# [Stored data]
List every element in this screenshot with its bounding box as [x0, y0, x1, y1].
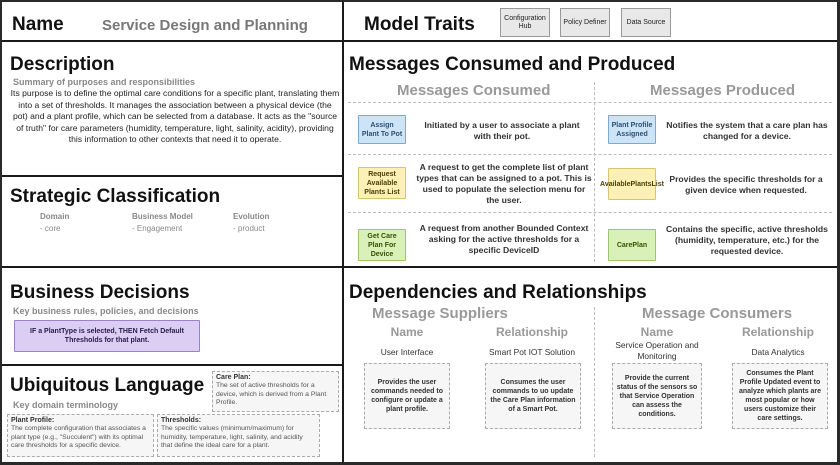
description-text: Its purpose is to define the optimal car… [10, 88, 340, 145]
messages-column-divider [594, 82, 595, 262]
supplier-name: User Interface [380, 347, 434, 357]
term-plant-profile-name: Plant Profile: [11, 417, 55, 424]
message-plant-profile-assigned: Plant Profile Assigned [608, 115, 656, 144]
term-care-plan: Care Plan: The set of active thresholds … [212, 371, 339, 412]
ubiquitous-language-subheading: Key domain terminology [13, 400, 119, 410]
message-suppliers-heading: Message Suppliers [372, 305, 508, 322]
message-get-care-plan-for-device: Get Care Plan For Device [358, 229, 406, 261]
model-traits-heading: Model Traits [364, 14, 475, 35]
center-divider [342, 2, 344, 462]
trait-policy-definer: Policy Definer [560, 8, 610, 37]
business-model-value: - Engagement [132, 224, 183, 233]
trait-data-source: Data Source [621, 8, 671, 37]
consumers-name-column: Name [640, 325, 674, 339]
message-available-plants-list: AvailablePlantsList [600, 168, 664, 200]
messages-row-rule-2 [348, 212, 832, 213]
term-thresholds-name: Thresholds: [161, 417, 202, 424]
description-heading: Description [10, 54, 115, 75]
business-model-label: Business Model [132, 212, 193, 221]
domain-value: - core [40, 224, 61, 233]
suppliers-name-column: Name [390, 325, 424, 339]
term-plant-profile: Plant Profile: The complete configuratio… [7, 414, 154, 457]
term-thresholds-definition: The specific values (minimum/maximum) fo… [161, 425, 303, 450]
description-subheading: Summary of purposes and responsibilities [13, 77, 196, 87]
business-rule-note: IF a PlantType is selected, THEN Fetch D… [14, 320, 200, 352]
message-assign-plant-to-pot-description: Initiated by a user to associate a plant… [424, 120, 580, 141]
messages-header-rule [348, 102, 832, 103]
header-divider [2, 40, 837, 42]
description-divider [2, 175, 342, 177]
messages-row-rule-1 [348, 154, 832, 155]
domain-label: Domain [40, 212, 70, 221]
supplier-relationship: Smart Pot IOT Solution [489, 347, 575, 357]
consumers-relationship-column: Relationship [741, 325, 814, 339]
term-plant-profile-definition: The complete configuration that associat… [11, 425, 146, 450]
decisions-divider [2, 364, 342, 366]
ubiquitous-language-heading: Ubiquitous Language [10, 375, 205, 396]
evolution-value: - product [233, 224, 265, 233]
message-plant-profile-assigned-description: Notifies the system that a care plan has… [666, 120, 828, 141]
strategic-classification-heading: Strategic Classification [10, 186, 221, 207]
message-request-available-plants-list: Request Available Plants List [358, 167, 406, 199]
consumer-name: Service Operation and Monitoring [615, 340, 699, 361]
dependencies-heading: Dependencies and Relationships [349, 282, 647, 303]
supplier-relationship-note: Consumes the user commands to uo update … [485, 363, 581, 429]
consumer-name-note: Provide the current status of the sensor… [612, 363, 702, 429]
suppliers-relationship-column: Relationship [495, 325, 568, 339]
consumer-relationship-note: Consumes the Plant Profile Updated event… [732, 363, 828, 429]
name-heading: Name [12, 14, 64, 35]
business-decisions-subheading: Key business rules, policies, and decisi… [13, 306, 199, 316]
term-care-plan-name: Care Plan: [216, 374, 251, 381]
message-request-available-plants-list-description: A request to get the complete list of pl… [416, 162, 592, 205]
messages-produced-heading: Messages Produced [650, 82, 796, 99]
messages-heading: Messages Consumed and Produced [349, 54, 676, 75]
dependencies-column-divider [594, 307, 595, 457]
message-get-care-plan-for-device-description: A request from another Bounded Context a… [419, 223, 589, 255]
mid-divider [2, 266, 837, 268]
context-name: Service Design and Planning [102, 17, 308, 34]
term-thresholds: Thresholds: The specific values (minimum… [157, 414, 320, 457]
message-assign-plant-to-pot: Assign Plant To Pot [358, 115, 406, 144]
trait-configuration-hub: Configuration Hub [500, 8, 550, 37]
message-care-plan-description: Contains the specific, active thresholds… [666, 224, 828, 256]
evolution-label: Evolution [233, 212, 270, 221]
message-available-plants-list-description: Provides the specific thresholds for a g… [669, 174, 823, 195]
term-care-plan-definition: The set of active thresholds for a devic… [216, 382, 327, 407]
message-care-plan: CarePlan [608, 229, 656, 261]
messages-consumed-heading: Messages Consumed [397, 82, 551, 99]
consumer-relationship: Data Analytics [751, 347, 805, 357]
supplier-name-note: Provides the user commands needed to con… [364, 363, 450, 429]
business-decisions-heading: Business Decisions [10, 282, 190, 303]
message-consumers-heading: Message Consumers [642, 305, 793, 322]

# [Problem statement]
Arrange the entries from the line containing "description-text: Its purpose" down to the line containing "domain-label: Domain [40, 212, 70, 221]" as a Markdown table with the columns No. and Text, numbering each row and leaving out blank lines.

# [Exercise answer]
| No. | Text |
|---|---|
| 1 | description-text: Its purpose is to define the optimal car… [10, 88, 340, 145] |
| 2 | messages-column-divider [594, 82, 595, 262] |
| 3 | supplier-name: User Interface [380, 347, 434, 357] |
| 4 | term-plant-profile-name: Plant Profile: [11, 417, 55, 424] |
| 5 | message-plant-profile-assigned: Plant Profile Assigned [608, 115, 656, 144] |
| 6 | term-care-plan: Care Plan: The set of active thresholds … [212, 371, 339, 412] |
| 7 | ubiquitous-language-subheading: Key domain terminology [13, 400, 119, 410] |
| 8 | message-suppliers-heading: Message Suppliers [372, 305, 508, 322] |
| 9 | message-get-care-plan-for-device: Get Care Plan For Device [358, 229, 406, 261] |
| 10 | model-traits-heading: Model Traits [364, 14, 475, 35] |
| 11 | center-divider [342, 2, 344, 462] |
| 12 | trait-policy-definer: Policy Definer [560, 8, 610, 37] |
| 13 | business-model-value: - Engagement [132, 224, 183, 233] |
| 14 | trait-data-source: Data Source [621, 8, 671, 37] |
| 15 | consumers-name-column: Name [640, 325, 674, 339] |
| 16 | message-available-plants-list: AvailablePlantsList [600, 168, 664, 200] |
| 17 | messages-row-rule-2 [348, 212, 832, 213] |
| 18 | term-thresholds-name: Thresholds: [161, 417, 202, 424] |
| 19 | description-heading: Description [10, 54, 115, 75] |
| 20 | business-model-label: Business Model [132, 212, 193, 221] |
| 21 | domain-value: - core [40, 224, 61, 233] |
| 22 | suppliers-name-column: Name [390, 325, 424, 339] |
| 23 | term-plant-profile: Plant Profile: The complete configuratio… [7, 414, 154, 457] |
| 24 | term-thresholds-definition: The specific values (minimum/maximum) fo… [161, 425, 303, 450] |
| 25 | description-subheading: Summary of purposes and responsibilities [13, 77, 196, 87] |
| 26 | business-rule-note: IF a PlantType is selected, THEN Fetch D… [14, 320, 200, 352] |
| 27 | message-assign-plant-to-pot-description: Initiated by a user to associate a plant… [424, 120, 580, 141] |
| 28 | messages-header-rule [348, 102, 832, 103] |
| 29 | header-divider [2, 40, 837, 42] |
| 30 | description-divider [2, 175, 342, 177] |
| 31 | messages-row-rule-1 [348, 154, 832, 155] |
| 32 | domain-label: Domain [40, 212, 70, 221] |